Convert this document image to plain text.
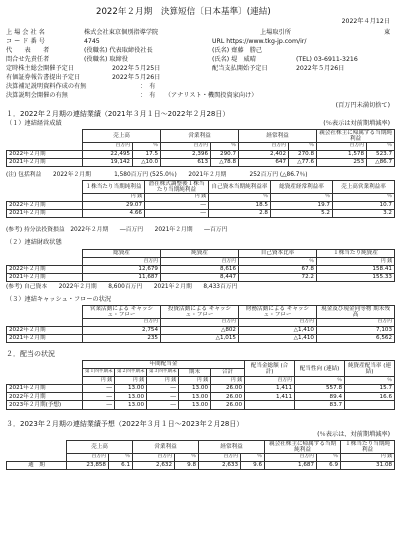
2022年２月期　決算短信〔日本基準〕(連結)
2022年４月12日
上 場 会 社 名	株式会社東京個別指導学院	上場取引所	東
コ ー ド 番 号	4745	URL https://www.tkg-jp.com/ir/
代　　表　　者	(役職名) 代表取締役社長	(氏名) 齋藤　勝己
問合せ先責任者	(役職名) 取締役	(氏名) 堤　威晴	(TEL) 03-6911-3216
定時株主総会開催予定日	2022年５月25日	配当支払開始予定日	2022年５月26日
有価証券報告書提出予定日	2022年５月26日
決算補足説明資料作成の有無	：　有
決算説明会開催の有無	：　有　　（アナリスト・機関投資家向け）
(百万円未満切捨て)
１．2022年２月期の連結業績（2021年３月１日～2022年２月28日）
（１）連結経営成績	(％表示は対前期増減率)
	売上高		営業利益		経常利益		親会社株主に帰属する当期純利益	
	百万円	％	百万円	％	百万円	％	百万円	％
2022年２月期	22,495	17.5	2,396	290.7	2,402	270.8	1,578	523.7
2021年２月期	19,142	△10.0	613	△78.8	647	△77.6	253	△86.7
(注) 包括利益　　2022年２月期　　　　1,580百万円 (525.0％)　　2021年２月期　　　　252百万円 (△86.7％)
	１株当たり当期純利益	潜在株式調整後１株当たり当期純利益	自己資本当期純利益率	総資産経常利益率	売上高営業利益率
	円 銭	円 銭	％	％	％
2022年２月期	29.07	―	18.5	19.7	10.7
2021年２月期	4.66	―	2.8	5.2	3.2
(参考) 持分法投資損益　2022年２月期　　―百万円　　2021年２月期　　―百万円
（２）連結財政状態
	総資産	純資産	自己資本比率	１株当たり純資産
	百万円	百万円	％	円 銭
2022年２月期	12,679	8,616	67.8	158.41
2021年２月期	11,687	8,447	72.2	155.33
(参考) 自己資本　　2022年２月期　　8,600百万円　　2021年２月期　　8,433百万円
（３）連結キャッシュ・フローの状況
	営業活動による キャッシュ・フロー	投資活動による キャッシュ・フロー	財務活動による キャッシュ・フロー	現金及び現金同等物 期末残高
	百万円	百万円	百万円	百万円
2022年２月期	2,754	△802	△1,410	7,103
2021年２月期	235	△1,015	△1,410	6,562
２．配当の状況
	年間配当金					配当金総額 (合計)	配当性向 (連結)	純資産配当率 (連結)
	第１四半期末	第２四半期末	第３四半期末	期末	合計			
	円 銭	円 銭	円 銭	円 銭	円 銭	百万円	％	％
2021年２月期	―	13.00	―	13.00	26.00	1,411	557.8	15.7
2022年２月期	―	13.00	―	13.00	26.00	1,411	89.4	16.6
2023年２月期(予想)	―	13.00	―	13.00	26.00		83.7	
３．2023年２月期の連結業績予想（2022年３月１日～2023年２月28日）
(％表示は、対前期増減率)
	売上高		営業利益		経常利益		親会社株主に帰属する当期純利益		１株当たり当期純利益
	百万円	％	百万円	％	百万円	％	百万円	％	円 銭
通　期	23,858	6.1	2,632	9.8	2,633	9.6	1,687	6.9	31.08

- STATED GOAL -
Copy, from the material, each line that holds the string "親会社株主に帰属する当期純利益".

- RESULT BELOW -
	売上高		営業利益		経常利益		親会社株主に帰属する当期純利益	
	売上高		営業利益		経常利益		親会社株主に帰属する当期純利益		１株当たり当期純利益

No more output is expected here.